Search the material below for the word "comment" and copy every line in which it occurs.
═══ PROVIDED ENTRIES ═══
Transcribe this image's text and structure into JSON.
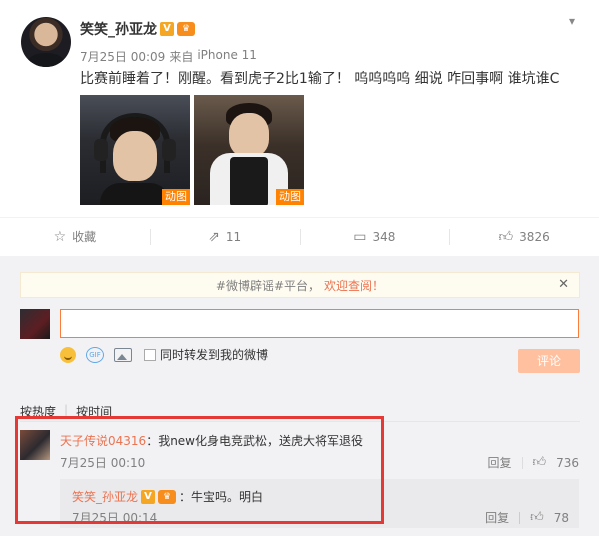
{
  "post": {
    "author": "笑笑_孙亚龙",
    "verified_badge": "V",
    "vip_badge": "♛",
    "time": "7月25日 00:09",
    "source_prefix": "来自",
    "device": "iPhone 11",
    "text": "比赛前睡着了！刚醒。看到虎子2比1输了！ 呜呜呜呜 细说 咋回事啊 谁坑谁C",
    "media": [
      {
        "badge": "动图"
      },
      {
        "badge": "动图"
      }
    ]
  },
  "actions": {
    "favorite": "收藏",
    "repost": "11",
    "comment": "348",
    "like": "3826"
  },
  "icons": {
    "favorite": "star-icon",
    "repost": "share-icon",
    "comment": "comment-icon",
    "like": "thumbs-up-icon",
    "menu": "chevron-down-icon",
    "notice_close": "close-icon"
  },
  "notice": {
    "tag": "#微博辟谣#平台，",
    "link": "欢迎查阅！"
  },
  "composer": {
    "placeholder": "",
    "gif_label": "GIF",
    "checkbox_label": "同时转发到我的微博",
    "submit": "评论"
  },
  "sort": {
    "by_hot": "按热度",
    "by_time": "按时间"
  },
  "comment": {
    "user": "天子传说04316",
    "text": "：我new化身电竞武松，送虎大将军退役",
    "time": "7月25日 00:10",
    "reply_label": "回复",
    "likes": "736",
    "reply": {
      "user": "笑笑_孙亚龙",
      "text": "：牛宝吗。明白",
      "time": "7月25日 00:14",
      "reply_label": "回复",
      "likes": "78"
    }
  },
  "colors": {
    "accent": "#eb7350",
    "submit_disabled": "#ffc09f",
    "highlight_border": "#e53935"
  }
}
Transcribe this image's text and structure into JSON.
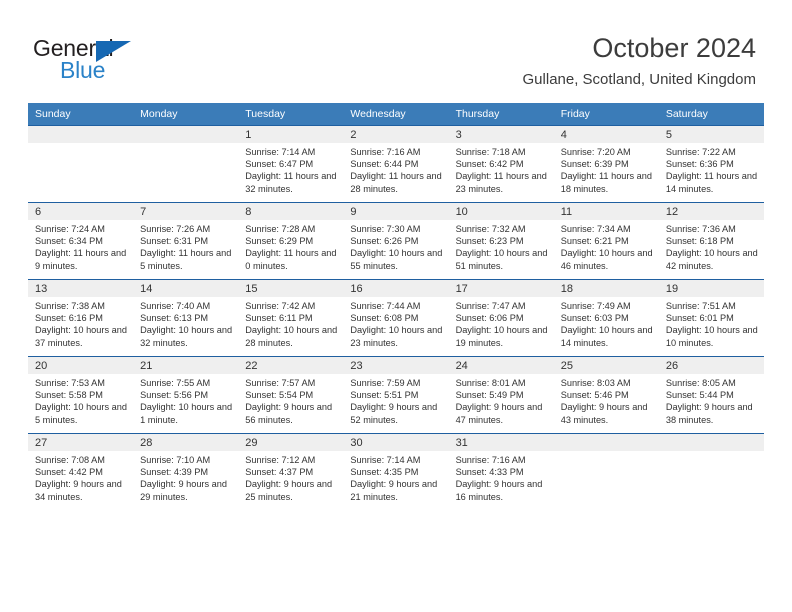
{
  "brand": {
    "name_part1": "General",
    "name_part2": "Blue",
    "triangle_color": "#1668b3",
    "blue_text_color": "#2a82c8"
  },
  "header": {
    "title": "October 2024",
    "subtitle": "Gullane, Scotland, United Kingdom"
  },
  "theme": {
    "header_row_bg": "#3b7cb8",
    "week_divider": "#1f5fa0",
    "daynum_band_bg": "#efefef",
    "text_color": "#333333"
  },
  "weekday_headers": [
    "Sunday",
    "Monday",
    "Tuesday",
    "Wednesday",
    "Thursday",
    "Friday",
    "Saturday"
  ],
  "labels": {
    "sunrise_prefix": "Sunrise:",
    "sunset_prefix": "Sunset:",
    "daylight_prefix": "Daylight:"
  },
  "weeks": [
    [
      {
        "day": "",
        "empty": true
      },
      {
        "day": "",
        "empty": true
      },
      {
        "day": "1",
        "sunrise": "Sunrise: 7:14 AM",
        "sunset": "Sunset: 6:47 PM",
        "daylight": "Daylight: 11 hours and 32 minutes."
      },
      {
        "day": "2",
        "sunrise": "Sunrise: 7:16 AM",
        "sunset": "Sunset: 6:44 PM",
        "daylight": "Daylight: 11 hours and 28 minutes."
      },
      {
        "day": "3",
        "sunrise": "Sunrise: 7:18 AM",
        "sunset": "Sunset: 6:42 PM",
        "daylight": "Daylight: 11 hours and 23 minutes."
      },
      {
        "day": "4",
        "sunrise": "Sunrise: 7:20 AM",
        "sunset": "Sunset: 6:39 PM",
        "daylight": "Daylight: 11 hours and 18 minutes."
      },
      {
        "day": "5",
        "sunrise": "Sunrise: 7:22 AM",
        "sunset": "Sunset: 6:36 PM",
        "daylight": "Daylight: 11 hours and 14 minutes."
      }
    ],
    [
      {
        "day": "6",
        "sunrise": "Sunrise: 7:24 AM",
        "sunset": "Sunset: 6:34 PM",
        "daylight": "Daylight: 11 hours and 9 minutes."
      },
      {
        "day": "7",
        "sunrise": "Sunrise: 7:26 AM",
        "sunset": "Sunset: 6:31 PM",
        "daylight": "Daylight: 11 hours and 5 minutes."
      },
      {
        "day": "8",
        "sunrise": "Sunrise: 7:28 AM",
        "sunset": "Sunset: 6:29 PM",
        "daylight": "Daylight: 11 hours and 0 minutes."
      },
      {
        "day": "9",
        "sunrise": "Sunrise: 7:30 AM",
        "sunset": "Sunset: 6:26 PM",
        "daylight": "Daylight: 10 hours and 55 minutes."
      },
      {
        "day": "10",
        "sunrise": "Sunrise: 7:32 AM",
        "sunset": "Sunset: 6:23 PM",
        "daylight": "Daylight: 10 hours and 51 minutes."
      },
      {
        "day": "11",
        "sunrise": "Sunrise: 7:34 AM",
        "sunset": "Sunset: 6:21 PM",
        "daylight": "Daylight: 10 hours and 46 minutes."
      },
      {
        "day": "12",
        "sunrise": "Sunrise: 7:36 AM",
        "sunset": "Sunset: 6:18 PM",
        "daylight": "Daylight: 10 hours and 42 minutes."
      }
    ],
    [
      {
        "day": "13",
        "sunrise": "Sunrise: 7:38 AM",
        "sunset": "Sunset: 6:16 PM",
        "daylight": "Daylight: 10 hours and 37 minutes."
      },
      {
        "day": "14",
        "sunrise": "Sunrise: 7:40 AM",
        "sunset": "Sunset: 6:13 PM",
        "daylight": "Daylight: 10 hours and 32 minutes."
      },
      {
        "day": "15",
        "sunrise": "Sunrise: 7:42 AM",
        "sunset": "Sunset: 6:11 PM",
        "daylight": "Daylight: 10 hours and 28 minutes."
      },
      {
        "day": "16",
        "sunrise": "Sunrise: 7:44 AM",
        "sunset": "Sunset: 6:08 PM",
        "daylight": "Daylight: 10 hours and 23 minutes."
      },
      {
        "day": "17",
        "sunrise": "Sunrise: 7:47 AM",
        "sunset": "Sunset: 6:06 PM",
        "daylight": "Daylight: 10 hours and 19 minutes."
      },
      {
        "day": "18",
        "sunrise": "Sunrise: 7:49 AM",
        "sunset": "Sunset: 6:03 PM",
        "daylight": "Daylight: 10 hours and 14 minutes."
      },
      {
        "day": "19",
        "sunrise": "Sunrise: 7:51 AM",
        "sunset": "Sunset: 6:01 PM",
        "daylight": "Daylight: 10 hours and 10 minutes."
      }
    ],
    [
      {
        "day": "20",
        "sunrise": "Sunrise: 7:53 AM",
        "sunset": "Sunset: 5:58 PM",
        "daylight": "Daylight: 10 hours and 5 minutes."
      },
      {
        "day": "21",
        "sunrise": "Sunrise: 7:55 AM",
        "sunset": "Sunset: 5:56 PM",
        "daylight": "Daylight: 10 hours and 1 minute."
      },
      {
        "day": "22",
        "sunrise": "Sunrise: 7:57 AM",
        "sunset": "Sunset: 5:54 PM",
        "daylight": "Daylight: 9 hours and 56 minutes."
      },
      {
        "day": "23",
        "sunrise": "Sunrise: 7:59 AM",
        "sunset": "Sunset: 5:51 PM",
        "daylight": "Daylight: 9 hours and 52 minutes."
      },
      {
        "day": "24",
        "sunrise": "Sunrise: 8:01 AM",
        "sunset": "Sunset: 5:49 PM",
        "daylight": "Daylight: 9 hours and 47 minutes."
      },
      {
        "day": "25",
        "sunrise": "Sunrise: 8:03 AM",
        "sunset": "Sunset: 5:46 PM",
        "daylight": "Daylight: 9 hours and 43 minutes."
      },
      {
        "day": "26",
        "sunrise": "Sunrise: 8:05 AM",
        "sunset": "Sunset: 5:44 PM",
        "daylight": "Daylight: 9 hours and 38 minutes."
      }
    ],
    [
      {
        "day": "27",
        "sunrise": "Sunrise: 7:08 AM",
        "sunset": "Sunset: 4:42 PM",
        "daylight": "Daylight: 9 hours and 34 minutes."
      },
      {
        "day": "28",
        "sunrise": "Sunrise: 7:10 AM",
        "sunset": "Sunset: 4:39 PM",
        "daylight": "Daylight: 9 hours and 29 minutes."
      },
      {
        "day": "29",
        "sunrise": "Sunrise: 7:12 AM",
        "sunset": "Sunset: 4:37 PM",
        "daylight": "Daylight: 9 hours and 25 minutes."
      },
      {
        "day": "30",
        "sunrise": "Sunrise: 7:14 AM",
        "sunset": "Sunset: 4:35 PM",
        "daylight": "Daylight: 9 hours and 21 minutes."
      },
      {
        "day": "31",
        "sunrise": "Sunrise: 7:16 AM",
        "sunset": "Sunset: 4:33 PM",
        "daylight": "Daylight: 9 hours and 16 minutes."
      },
      {
        "day": "",
        "empty": true
      },
      {
        "day": "",
        "empty": true
      }
    ]
  ]
}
═══
- _RESULT_
    "comment": "348",
    "comment": "comment-icon",
  "comment": {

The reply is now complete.